Lines that hold the word "очень" should be located and copied.

───── Recorded information ─────

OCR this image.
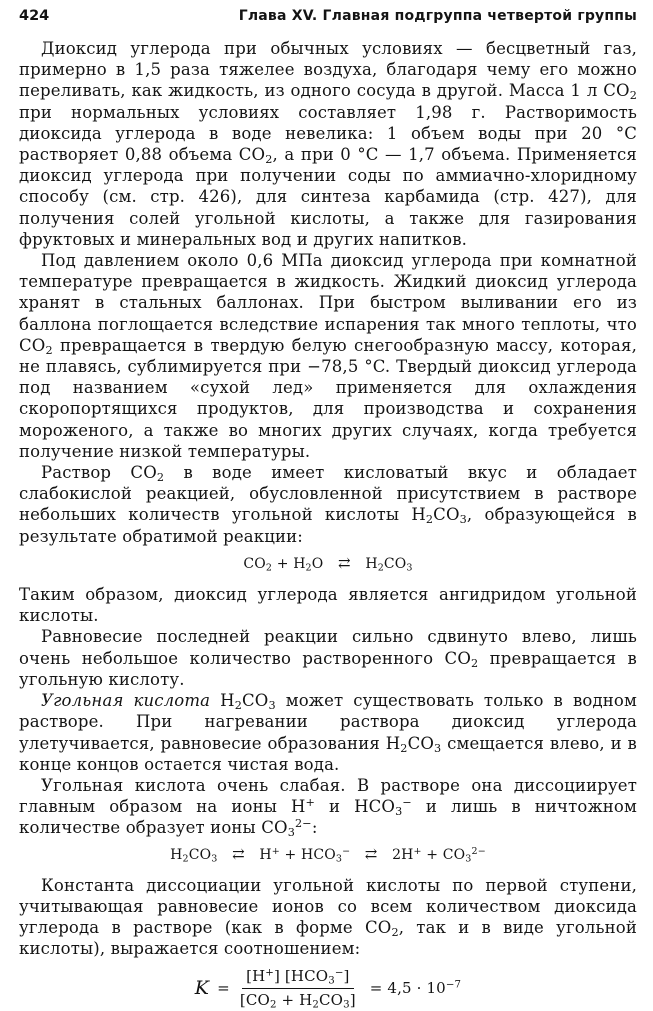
424	Глава XV. Главная подгруппа четвертой группы

Диоксид углерода при обычных условиях — бесцветный газ, примерно в 1,5 раза тяжелее воздуха, благодаря чему его можно переливать, как жидкость, из одного сосуда в другой. Масса 1 л $CO_2$ при нормальных условиях составляет 1,98 г. Растворимость диоксида углерода в воде невелика: 1 объем воды при 20 °C растворяет 0,88 объема $CO_2$, а при 0 °C — 1,7 объема. Применяется диоксид углерода при получении соды по аммиачно-хлоридному способу (см. стр. 426), для синтеза карбамида (стр. 427), для получения солей угольной кислоты, а также для газирования фруктовых и минеральных вод и других напитков.

Под давлением около 0,6 МПа диоксид углерода при комнатной температуре превращается в жидкость. Жидкий диоксид углерода хранят в стальных баллонах. При быстром выливании его из баллона поглощается вследствие испарения так много теплоты, что $CO_2$ превращается в твердую белую снегообразную массу, которая, не плавясь, сублимируется при −78,5 °C. Твердый диоксид углерода под названием «сухой лед» применяется для охлаждения скоропортящихся продуктов, для производства и сохранения мороженого, а также во многих других случаях, когда требуется получение низкой температуры.

Раствор $CO_2$ в воде имеет кисловатый вкус и обладает слабокислой реакцией, обусловленной присутствием в растворе небольших количеств угольной кислоты $H_2CO_3$, образующейся в результате обратимой реакции:

$CO_2 + H_2O$ ⇄ $H_2CO_3$

Таким образом, диоксид углерода является ангидридом угольной кислоты.

Равновесие последней реакции сильно сдвинуто влево, лишь очень небольшое количество растворенного $CO_2$ превращается в угольную кислоту.

Угольная кислота $H_2CO_3$ может существовать только в водном растворе. При нагревании раствора диоксид углерода улетучивается, равновесие образования $H_2CO_3$ смещается влево, и в конце концов остается чистая вода.

Угольная кислота очень слабая. В растворе она диссоциирует главным образом на ионы H+ и $HCO_3^-$ и лишь в ничтожном количестве образует ионы $CO_3^{2-}$:

$H_2CO_3$ ⇄ $H^+ + HCO_3^-$ ⇄ $2H^+ + CO_3^{2-}$

Константа диссоциации угольной кислоты по первой ступени, учитывающая равновесие ионов со всем количеством диоксида углерода в растворе (как в форме $CO_2$, так и в виде угольной кислоты), выражается соотношением:

$K = \frac{[H^+] [HCO_3^-]}{[CO_2 + H_2CO_3]} = 4,5 \cdot 10^{-7}$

─────

== Completed exercise ==
Равновесие последней реакции сильно сдвинуто влево, лишь очень небольшое количество растворенного $CO_2$ превращается в угольную кислоту.
Угольная кислота очень слабая. В растворе она диссоциирует главным образом на ионы H+ и $HCO_3^-$ и лишь в ничтожном количестве образует ионы $CO_3^{2-}$:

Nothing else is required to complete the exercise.